Construction of a risk prediction model for lung infection after chemotherapy in lung cancer patients based on the machine learning algorithm.

PURPOSE

The objective of this study was to create and validate a machine learning (ML)-based model for predicting the likelihood of lung infections following chemotherapy in patients with lung cancer.

METHODS

A retrospective study was conducted on a cohort of 502 lung cancer patients undergoing chemotherapy. Data on age, Body Mass Index (BMI), underlying disease, chemotherapy cycle, number of hospitalizations, and various blood test results were collected from medical records. We used the Synthetic Minority Oversampling Technique (SMOTE) to handle unbalanced data. Feature screening was performed using the Boruta algorithm and The Least Absolute Shrinkage and Selection Operator (LASSO). Subsequently, six ML algorithms, namely Logistic Regression (LR), Random Forest (RF), Gaussian Naive Bayes (GNB), Multi-layer Perceptron (MLP), Support Vector Machine (SVM), and K-Nearest Neighbors (KNN) were employed to train and develop an ML model using a 10-fold cross-validation methodology. The model's performance was evaluated through various metrics, including the area under the receiver operating characteristic curve (ROC), accuracy, sensitivity, specificity, F1 score, calibration curve, decision curves, clinical impact curve, and confusion matrix. In addition, model interpretation was performed by the Shapley Additive Explanations (SHAP) analysis to clarify the importance of each feature of the model and its decision basis. Finally, we constructed nomograms to make the predictive model results more readable.

RESULTS

The integration of Boruta and LASSO methodologies identified Gender, Smoke, Drink, Chemotherapy cycles, pleural effusion (PE), Neutrophil-lymphocyte count ratio (NLR), Neutrophil-monocyte count ratio (NMR), Lymphocytes (LYM) and Neutrophil (NEUT) as significant predictors. The LR model demonstrated superior performance compared to alternative ML algorithms, achieving an accuracy of 81.80%, a sensitivity of 81.1%, a specificity of 82.5%, an F1 score of 81.6%, and an AUC of 0.888(95%CI(0.863-0.911)). Furthermore, the SHAP method identified Chemotherapy cycles and Smoke as the primary decision factors influencing the ML model's predictions. Finally, this study successfully constructed interactive nomograms and dynamic nomograms.

CONCLUSION

The ML algorithm, combining demographic and clinical factors, accurately predicted post-chemotherapy lung infections in cancer patients. The LR model performed well, potentially improving early detection and treatment in clinical practice.

Bounding box prediction data:
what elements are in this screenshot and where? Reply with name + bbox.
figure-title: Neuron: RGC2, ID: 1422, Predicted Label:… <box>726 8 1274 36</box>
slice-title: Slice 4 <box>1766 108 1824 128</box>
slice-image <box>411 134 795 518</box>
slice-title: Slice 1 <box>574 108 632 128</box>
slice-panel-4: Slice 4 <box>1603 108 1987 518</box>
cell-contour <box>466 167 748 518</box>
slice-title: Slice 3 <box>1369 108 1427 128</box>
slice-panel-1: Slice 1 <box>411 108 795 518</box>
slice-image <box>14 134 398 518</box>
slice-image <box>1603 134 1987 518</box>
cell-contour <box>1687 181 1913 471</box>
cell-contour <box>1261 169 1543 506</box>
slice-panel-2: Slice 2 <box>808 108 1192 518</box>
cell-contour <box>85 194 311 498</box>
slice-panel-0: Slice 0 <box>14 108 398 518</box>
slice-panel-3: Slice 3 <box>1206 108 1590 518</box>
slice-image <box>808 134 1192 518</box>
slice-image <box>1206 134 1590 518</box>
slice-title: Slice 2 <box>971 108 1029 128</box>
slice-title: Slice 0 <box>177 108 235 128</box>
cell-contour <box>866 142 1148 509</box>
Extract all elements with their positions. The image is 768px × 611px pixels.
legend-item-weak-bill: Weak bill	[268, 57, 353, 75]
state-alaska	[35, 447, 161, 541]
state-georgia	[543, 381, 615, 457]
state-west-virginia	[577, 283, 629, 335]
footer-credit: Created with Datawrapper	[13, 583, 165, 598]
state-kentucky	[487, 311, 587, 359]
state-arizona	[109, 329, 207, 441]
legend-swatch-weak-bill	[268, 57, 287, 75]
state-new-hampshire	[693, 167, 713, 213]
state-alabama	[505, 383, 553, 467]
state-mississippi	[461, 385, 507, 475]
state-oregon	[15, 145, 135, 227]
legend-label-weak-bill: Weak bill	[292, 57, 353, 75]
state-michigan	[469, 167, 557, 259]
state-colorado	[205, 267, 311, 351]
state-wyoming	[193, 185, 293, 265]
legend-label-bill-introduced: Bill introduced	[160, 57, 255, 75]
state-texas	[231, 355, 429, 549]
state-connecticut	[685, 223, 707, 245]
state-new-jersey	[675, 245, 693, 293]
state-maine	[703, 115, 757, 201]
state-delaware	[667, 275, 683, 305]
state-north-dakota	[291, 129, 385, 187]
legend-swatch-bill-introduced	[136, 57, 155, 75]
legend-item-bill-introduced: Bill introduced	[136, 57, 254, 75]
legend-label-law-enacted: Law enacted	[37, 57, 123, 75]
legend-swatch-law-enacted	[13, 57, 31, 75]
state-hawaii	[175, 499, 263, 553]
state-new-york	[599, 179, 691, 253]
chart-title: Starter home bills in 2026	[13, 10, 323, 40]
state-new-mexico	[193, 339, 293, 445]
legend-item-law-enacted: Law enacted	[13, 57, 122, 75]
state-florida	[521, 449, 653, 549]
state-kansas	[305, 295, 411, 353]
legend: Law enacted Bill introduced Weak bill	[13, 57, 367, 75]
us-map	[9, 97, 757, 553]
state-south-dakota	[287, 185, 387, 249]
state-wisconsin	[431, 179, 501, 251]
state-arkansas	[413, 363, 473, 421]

Problem requirements -
In the abstract on predicting lung infection after chemotherapy, how many lung cancer patients were in the retrospective cohort? These entries were taken from a different source than the text.

Solution below -
502 patients.